However, landlords in London may not be recovering from the economic downturn as well, as figures show that the capital may be lagging behind other areas. PrimeLocation.com's monthly report stated that there has been a flood of prime property entering the market, but added that this may change as house prices rise and these properties are sold.
RentRight's report also stated that there has been a drop in London rents in the past few months, reducing from £1,071 in July to £689 in August, although the figures are based on advertised prices rather than actual rental costs.
However, FindaProperty.com's rental index noted that the region is not seeing the uplift noted elsewhere. It stated that yields have declined in the past 12 months and August saw a drop of 1.8 per cent in rental prices, or £29 a month, on the previous month.
London's six per cent drop in annual rental prices was beaten only by the West Midlands. Michael O'Flynn, director of FindaProperty.com, said: "The London rental market seems to be largely immune to the recovery seen in the rest of the country."
He added that a lack of new graduates heading to the city and an influx of flats on the market have lead to a different situation than in the rest of the UK. Mr O'Flynn stated that when widespread economic uplift occurs – leading to a rise in the number of jobs on the market – the rental sector should pick up.
This was backed up by comments from estate agents Douglas & Gordon, who have said that rehiring in the City may be occurring, as the prime rental market in London has marginally improved over recent months. Ed Mead, director at the company, said: "That market has suddenly started being active again, so that is a very sure sign that the City is rehiring again and that city banks are rehiring. That is quite an important pointer to the economy in general, not just for the rental market."
Areas that were best performing in London included Kensington and Chelsea, the City of Westminster, Camden, Hammersmith and Fulham and Richmond upon Thames. However, Barking and Dagenham, Bexley, Waltham Forest, Croydon and Havering were at the bottom end of the sector, with Greenwich and Haringey having the biggest drops in rents.
One factor which has affected the market over 2008 and 2009 is the supply and demand issue, as the sales market declined more reluctant landlords came to the rental market – opting to get tenants into the property until sales values rose. Earlier this year, the market saw an influx of larger properties, which were said to have skewed rental figures.
James Davis, founder and chief executive officer at property finding service upad, said that one, two and three-bedroom flats were still doing well, but bigger homes from reluctant landlords reduced average rental prices. He adds: "The reluctant landlords and people renting out their places because of the state of the market and being unable to sell has skewed data."
However, it seems these 'unplandlords' are now moving out of the market as house prices rise and they sell their homes. A report from the Association of Residential Letting Agents, out this month, said that the situation is not as bad as it was last year. It added that 80 per cent of its members' offices are seeing property rented out rather than sold, which is still high but remains less than the 90 per cent seen earlier this year.
Ian Potter, operations manager at the organisation, said that the trend is "slowly diminishing", as sellers now have more options than earlier this year. "There are, however, still a high number of these reluctant landlords in the market who need to understand the obligation to their tenants," he added.
While London is not following the rest of the UK in rental, it is seeing a rise in reluctant landlords leaving the market, with 72.5 per cent of the capital's agents seeing a decrease in the number.
With rental prices rising and sales values also on the up, it seems tenant are set for higher rents, however it may still take some time yet before we are back to the heady heights of 2007.

### Information supplied:
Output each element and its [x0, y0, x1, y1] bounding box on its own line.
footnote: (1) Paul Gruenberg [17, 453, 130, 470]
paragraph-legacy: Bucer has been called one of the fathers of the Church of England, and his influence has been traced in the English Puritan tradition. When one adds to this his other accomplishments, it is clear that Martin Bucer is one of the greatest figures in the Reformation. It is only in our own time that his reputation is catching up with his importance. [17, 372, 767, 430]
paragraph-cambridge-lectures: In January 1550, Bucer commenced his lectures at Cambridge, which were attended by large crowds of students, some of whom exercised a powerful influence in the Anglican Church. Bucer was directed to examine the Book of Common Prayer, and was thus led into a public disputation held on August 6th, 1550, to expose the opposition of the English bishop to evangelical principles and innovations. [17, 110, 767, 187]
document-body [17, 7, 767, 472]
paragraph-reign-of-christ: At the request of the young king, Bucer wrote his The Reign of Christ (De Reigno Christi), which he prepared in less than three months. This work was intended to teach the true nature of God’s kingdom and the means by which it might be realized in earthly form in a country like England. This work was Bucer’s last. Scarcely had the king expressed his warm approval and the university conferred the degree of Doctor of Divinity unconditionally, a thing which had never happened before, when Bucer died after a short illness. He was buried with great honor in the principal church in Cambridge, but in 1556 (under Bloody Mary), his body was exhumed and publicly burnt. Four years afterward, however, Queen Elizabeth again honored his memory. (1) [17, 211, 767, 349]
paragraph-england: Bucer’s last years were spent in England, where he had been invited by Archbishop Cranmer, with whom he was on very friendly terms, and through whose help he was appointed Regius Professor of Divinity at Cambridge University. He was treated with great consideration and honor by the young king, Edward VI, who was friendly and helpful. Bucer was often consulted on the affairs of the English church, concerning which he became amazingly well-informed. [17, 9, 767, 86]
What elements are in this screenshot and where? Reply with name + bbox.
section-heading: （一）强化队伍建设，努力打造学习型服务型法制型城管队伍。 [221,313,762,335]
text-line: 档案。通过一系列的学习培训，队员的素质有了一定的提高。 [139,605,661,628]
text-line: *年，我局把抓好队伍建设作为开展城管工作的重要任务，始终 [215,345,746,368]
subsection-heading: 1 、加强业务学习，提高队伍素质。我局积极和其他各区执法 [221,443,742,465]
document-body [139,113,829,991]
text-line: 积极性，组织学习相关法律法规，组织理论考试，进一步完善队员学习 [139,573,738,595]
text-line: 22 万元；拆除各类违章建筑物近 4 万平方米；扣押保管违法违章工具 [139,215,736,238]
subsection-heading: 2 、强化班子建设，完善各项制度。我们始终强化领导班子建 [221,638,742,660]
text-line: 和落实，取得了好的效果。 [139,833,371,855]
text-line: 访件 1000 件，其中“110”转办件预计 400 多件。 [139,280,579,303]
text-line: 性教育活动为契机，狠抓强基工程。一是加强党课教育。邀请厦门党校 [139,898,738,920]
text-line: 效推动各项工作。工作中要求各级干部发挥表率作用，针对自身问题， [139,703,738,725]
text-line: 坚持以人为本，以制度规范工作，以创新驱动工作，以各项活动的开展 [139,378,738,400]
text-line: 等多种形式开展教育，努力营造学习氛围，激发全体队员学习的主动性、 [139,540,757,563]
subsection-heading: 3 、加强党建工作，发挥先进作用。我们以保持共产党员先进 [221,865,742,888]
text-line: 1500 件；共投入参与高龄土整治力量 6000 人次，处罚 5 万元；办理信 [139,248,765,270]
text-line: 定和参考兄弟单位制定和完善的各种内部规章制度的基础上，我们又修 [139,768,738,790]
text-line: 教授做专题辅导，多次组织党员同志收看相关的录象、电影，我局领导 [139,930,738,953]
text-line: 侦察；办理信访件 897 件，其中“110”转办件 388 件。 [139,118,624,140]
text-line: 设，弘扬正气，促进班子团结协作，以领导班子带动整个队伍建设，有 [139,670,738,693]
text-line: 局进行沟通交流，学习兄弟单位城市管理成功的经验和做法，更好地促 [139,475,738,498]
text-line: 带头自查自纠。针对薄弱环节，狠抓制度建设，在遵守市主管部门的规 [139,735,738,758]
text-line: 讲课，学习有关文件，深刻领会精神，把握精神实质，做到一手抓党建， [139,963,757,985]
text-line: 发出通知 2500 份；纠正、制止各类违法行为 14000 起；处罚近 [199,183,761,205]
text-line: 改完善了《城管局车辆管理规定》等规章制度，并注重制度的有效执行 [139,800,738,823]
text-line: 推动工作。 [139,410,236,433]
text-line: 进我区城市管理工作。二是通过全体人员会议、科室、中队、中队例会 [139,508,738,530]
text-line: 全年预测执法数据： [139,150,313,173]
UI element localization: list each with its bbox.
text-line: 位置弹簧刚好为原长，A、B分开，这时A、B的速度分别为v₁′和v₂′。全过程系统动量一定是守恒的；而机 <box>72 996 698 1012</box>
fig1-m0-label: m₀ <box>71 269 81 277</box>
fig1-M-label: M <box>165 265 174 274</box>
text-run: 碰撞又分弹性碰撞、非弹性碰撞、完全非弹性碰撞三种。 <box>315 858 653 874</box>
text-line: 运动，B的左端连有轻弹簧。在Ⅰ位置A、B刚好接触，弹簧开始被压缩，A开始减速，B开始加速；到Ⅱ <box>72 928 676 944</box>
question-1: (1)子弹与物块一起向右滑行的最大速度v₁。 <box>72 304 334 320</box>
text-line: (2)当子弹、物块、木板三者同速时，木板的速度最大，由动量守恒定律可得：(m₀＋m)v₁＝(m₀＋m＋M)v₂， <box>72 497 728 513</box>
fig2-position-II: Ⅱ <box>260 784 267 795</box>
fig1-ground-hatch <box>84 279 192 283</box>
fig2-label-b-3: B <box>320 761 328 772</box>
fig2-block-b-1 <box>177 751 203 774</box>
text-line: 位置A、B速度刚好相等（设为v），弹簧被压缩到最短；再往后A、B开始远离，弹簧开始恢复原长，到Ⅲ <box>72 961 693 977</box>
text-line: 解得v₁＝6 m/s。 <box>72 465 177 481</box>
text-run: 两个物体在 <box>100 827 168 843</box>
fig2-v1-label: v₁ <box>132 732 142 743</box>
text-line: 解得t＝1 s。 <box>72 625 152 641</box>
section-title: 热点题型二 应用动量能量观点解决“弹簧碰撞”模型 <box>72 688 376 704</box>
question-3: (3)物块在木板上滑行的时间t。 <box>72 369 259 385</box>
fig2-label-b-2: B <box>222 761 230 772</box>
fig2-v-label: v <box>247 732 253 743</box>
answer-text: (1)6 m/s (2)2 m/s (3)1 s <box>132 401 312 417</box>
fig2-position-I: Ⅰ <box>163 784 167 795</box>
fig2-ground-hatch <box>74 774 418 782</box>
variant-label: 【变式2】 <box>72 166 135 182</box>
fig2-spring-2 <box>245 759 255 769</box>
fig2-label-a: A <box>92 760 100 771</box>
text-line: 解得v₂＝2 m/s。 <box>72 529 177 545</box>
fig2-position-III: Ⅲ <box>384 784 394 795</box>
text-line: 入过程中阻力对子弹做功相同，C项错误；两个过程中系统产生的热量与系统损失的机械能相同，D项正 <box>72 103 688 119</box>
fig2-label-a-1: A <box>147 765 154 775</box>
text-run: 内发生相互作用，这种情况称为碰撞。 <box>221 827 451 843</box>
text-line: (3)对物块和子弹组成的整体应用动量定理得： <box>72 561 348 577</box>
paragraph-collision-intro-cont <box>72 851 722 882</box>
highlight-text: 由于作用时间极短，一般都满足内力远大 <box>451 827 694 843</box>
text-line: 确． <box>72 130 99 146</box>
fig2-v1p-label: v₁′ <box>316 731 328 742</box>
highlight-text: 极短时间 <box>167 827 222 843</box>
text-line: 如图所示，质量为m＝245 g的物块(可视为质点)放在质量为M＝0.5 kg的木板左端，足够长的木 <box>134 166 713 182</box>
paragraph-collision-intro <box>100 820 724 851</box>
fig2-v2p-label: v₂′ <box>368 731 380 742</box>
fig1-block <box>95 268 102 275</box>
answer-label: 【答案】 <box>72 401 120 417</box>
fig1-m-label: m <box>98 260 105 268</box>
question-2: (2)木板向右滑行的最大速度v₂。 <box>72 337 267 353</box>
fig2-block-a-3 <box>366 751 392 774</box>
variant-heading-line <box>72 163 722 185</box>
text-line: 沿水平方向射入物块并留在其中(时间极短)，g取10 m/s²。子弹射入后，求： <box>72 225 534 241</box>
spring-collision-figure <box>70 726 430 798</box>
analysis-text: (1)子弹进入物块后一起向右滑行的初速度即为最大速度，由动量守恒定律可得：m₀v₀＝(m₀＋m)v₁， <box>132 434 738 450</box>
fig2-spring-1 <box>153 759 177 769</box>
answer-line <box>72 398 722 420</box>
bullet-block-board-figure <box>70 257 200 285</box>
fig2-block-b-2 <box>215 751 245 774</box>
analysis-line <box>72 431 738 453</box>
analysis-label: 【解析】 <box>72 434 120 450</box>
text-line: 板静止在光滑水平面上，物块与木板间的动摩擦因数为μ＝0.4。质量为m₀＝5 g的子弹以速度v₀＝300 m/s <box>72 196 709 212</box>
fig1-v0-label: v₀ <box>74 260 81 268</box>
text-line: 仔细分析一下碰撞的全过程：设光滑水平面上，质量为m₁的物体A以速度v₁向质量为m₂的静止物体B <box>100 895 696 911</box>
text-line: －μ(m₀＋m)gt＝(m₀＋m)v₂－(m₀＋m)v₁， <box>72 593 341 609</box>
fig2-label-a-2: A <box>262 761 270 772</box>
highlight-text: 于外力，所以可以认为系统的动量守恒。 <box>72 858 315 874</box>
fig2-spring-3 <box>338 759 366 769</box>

### Exercise requirements:
According to the London rental market article, which two areas had the biggest drops in rents?

### Solution to this exercise:
Greenwich and Haringey had the biggest drops in rents.